#### TEXTE À ANALYSER
Nous avons ainsi créé une première saison pour analyser les méthodes, les stratégies, les entourloupes des capitalistes pour augmenter l’exploitation des salariés. La deuxième saison a été consacrée aux sans-emploi, sur fond de réforme de l’assurance-chômage. Nous avons détricoté les fausses bonnes solutions qui font l’actualité (flexibilité, baisse du « coût du travail », etc.) et mis en avant l’analyse marxiste.
Lancer sa chaîne YouTube est accessible à tous. Après quelques essais, on prend rapidement en main les fonctionnalités. Une fois la chaîne créée, le défi est d’assurer sa large diffusion. Nous avons créé un compte Facebook pour annoncer les publications des vidéos, ainsi qu’un compte Twitter. Tout doit être réfléchi : trouver le bon titre, la bonne approche, la bonne manière de présenter les choses, la bonne heure où publier etc. Cela demande aussi une veille très régulière : publier dans de multiples groupes Facebook, créer des visuels pour annoncer et donner envie de voir les vidéos, etc. Une diffusion à large échelle demande aussi un investissement financier pour sponsoriser les publications.
########
#### DONNÉES FOURNIES
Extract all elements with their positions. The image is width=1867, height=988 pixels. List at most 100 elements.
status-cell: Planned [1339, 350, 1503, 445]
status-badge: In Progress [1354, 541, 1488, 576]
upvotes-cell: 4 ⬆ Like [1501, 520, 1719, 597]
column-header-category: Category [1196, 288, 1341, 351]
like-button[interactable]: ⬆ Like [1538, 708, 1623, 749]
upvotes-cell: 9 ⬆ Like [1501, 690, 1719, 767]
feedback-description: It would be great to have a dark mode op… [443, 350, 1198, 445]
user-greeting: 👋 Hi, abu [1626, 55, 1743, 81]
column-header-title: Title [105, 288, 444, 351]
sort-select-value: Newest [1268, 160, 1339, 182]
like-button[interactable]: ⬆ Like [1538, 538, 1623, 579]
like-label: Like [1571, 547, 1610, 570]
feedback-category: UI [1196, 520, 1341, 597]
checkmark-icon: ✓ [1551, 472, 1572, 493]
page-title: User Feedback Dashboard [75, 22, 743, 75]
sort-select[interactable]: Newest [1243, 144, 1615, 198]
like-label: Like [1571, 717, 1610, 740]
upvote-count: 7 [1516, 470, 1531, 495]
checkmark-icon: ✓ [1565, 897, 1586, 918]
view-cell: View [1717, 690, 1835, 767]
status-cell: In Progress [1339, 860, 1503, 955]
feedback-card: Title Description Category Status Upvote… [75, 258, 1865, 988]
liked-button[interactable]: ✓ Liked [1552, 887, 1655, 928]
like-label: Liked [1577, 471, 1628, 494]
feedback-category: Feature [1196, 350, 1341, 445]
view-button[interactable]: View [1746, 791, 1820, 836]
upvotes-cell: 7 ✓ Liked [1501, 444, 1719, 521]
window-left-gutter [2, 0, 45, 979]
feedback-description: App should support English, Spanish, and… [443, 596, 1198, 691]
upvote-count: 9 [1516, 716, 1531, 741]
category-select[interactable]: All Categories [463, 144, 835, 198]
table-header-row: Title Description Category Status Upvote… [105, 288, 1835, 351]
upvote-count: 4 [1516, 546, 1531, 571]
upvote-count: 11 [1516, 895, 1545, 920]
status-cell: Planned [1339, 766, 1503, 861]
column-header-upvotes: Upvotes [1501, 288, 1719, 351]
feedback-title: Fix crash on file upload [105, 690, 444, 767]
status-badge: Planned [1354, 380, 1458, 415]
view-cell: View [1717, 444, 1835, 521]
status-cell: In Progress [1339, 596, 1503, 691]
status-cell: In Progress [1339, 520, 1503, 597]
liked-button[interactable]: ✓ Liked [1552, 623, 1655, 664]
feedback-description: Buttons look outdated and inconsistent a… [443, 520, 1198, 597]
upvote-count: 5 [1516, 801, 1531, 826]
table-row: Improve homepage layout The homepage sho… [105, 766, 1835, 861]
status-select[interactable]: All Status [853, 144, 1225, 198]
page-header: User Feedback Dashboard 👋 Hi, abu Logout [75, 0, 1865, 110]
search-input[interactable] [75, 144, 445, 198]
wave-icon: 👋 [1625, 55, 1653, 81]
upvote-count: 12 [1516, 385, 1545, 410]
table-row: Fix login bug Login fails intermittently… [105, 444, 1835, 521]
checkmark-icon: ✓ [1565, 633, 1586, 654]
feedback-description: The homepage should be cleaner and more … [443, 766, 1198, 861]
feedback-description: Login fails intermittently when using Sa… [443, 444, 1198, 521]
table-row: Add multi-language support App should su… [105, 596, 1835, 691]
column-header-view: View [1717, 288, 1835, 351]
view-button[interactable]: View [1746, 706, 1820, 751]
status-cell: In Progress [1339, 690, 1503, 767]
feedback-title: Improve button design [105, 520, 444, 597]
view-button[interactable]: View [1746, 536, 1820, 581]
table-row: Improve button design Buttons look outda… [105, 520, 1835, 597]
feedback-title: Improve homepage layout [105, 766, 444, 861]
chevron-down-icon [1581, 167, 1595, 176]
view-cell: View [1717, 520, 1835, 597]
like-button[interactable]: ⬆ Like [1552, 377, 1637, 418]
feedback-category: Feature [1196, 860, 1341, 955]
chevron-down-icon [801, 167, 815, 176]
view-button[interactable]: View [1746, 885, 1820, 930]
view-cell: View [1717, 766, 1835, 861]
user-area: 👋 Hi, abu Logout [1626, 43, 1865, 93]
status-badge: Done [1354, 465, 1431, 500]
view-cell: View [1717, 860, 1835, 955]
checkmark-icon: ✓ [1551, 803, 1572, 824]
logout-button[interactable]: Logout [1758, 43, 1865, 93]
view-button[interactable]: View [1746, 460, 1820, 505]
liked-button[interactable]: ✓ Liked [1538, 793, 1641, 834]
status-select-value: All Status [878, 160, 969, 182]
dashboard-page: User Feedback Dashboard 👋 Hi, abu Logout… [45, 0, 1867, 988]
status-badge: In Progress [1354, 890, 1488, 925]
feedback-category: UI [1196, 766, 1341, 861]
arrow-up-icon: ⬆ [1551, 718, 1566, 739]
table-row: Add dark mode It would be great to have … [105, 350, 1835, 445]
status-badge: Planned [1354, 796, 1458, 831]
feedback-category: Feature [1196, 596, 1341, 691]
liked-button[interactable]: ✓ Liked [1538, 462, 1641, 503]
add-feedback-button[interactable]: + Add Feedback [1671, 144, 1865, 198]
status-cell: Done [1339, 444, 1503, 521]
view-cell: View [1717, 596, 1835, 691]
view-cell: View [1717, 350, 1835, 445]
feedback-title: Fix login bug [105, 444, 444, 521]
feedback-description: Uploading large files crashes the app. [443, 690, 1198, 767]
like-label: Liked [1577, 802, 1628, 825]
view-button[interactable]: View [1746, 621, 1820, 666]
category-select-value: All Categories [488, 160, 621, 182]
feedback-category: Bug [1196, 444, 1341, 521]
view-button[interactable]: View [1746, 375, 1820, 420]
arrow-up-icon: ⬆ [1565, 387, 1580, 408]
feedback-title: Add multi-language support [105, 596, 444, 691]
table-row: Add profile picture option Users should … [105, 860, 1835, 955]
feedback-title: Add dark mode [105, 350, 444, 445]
########
TÂCHES ET EXERCICES
1 – Répondez, s'il vous plaît, aux questions suivantes sur le texte consacré à la chaîne YouTube.
(a) À quoi la deuxième saison a-t-elle été consacrée ?
(b) Quels comptes ont été créés pour annoncer les publications des vidéos ?
(c) Qu'exige aussi une diffusion à large échelle ?
2 – Indiquez si chaque affirmation concorde avec le texte sur la chaîne YouTube, en citant les mots qui tranchent.
(a) Lancer une chaîne YouTube est réservé à des spécialistes.
(b) La première saison analysait les méthodes des capitalistes pour augmenter l'exploitation des salariés.
(c) La flexibilité y est présentée comme une bonne solution.
3 – Poursuivez le texte sur la chaîne YouTube à partir de sa dernière phrase.

RÉPONSES PAR TÂCHE
1 –
(a) Aux sans-emploi, sur fond de réforme de l'assurance-chômage.
(b) Un compte Facebook et un compte Twitter.
(c) Un investissement financier pour sponsoriser les publications.

2 –
(a) Non : « Lancer sa chaîne YouTube est accessible à tous. »
(b) Oui : « pour analyser les méthodes, les stratégies, les entourloupes des capitalistes pour augmenter l’exploitation des salariés »
(c) Non : « Nous avons détricoté les fausses bonnes solutions qui font l’actualité (flexibilité, baisse du « coût du travail », etc.) »

3 –
Créer une chaîne de vulgarisation marxiste est un investissement important, c’est un outil clé dans la bataille idéologique et dans la formation interne dans une période où l’économie est perçue comme inaccessible, alors qu’indispensable à la transformation du monde. En effet, sans théorie révolutionnaire, pas de mouvement révolutionnaire !
Thalia Denape est membre de la commission économique du Conseil national du PCF.
Réseaux sociaux et militantisme
A l’heure de la révolution informationnelle, de l’émergence des nouvelles technologies et des nouveaux moyens de communication, les réseaux sociaux sont devenus un enjeu majeur quant à la diffusion de nos idées. Ils ne remplacent pas la communication « traditionnelle » mais viennent la compléter et ouvrent des perspectives quant à notre réflexion sur la façon de toucher les jeunes.
Pour de nombreux jeunes ce sont désormais les premiers médias dans lesquels ils vont puiser leurs informations et leurs connaissances.
L’enjeu est triple pour le MJCF.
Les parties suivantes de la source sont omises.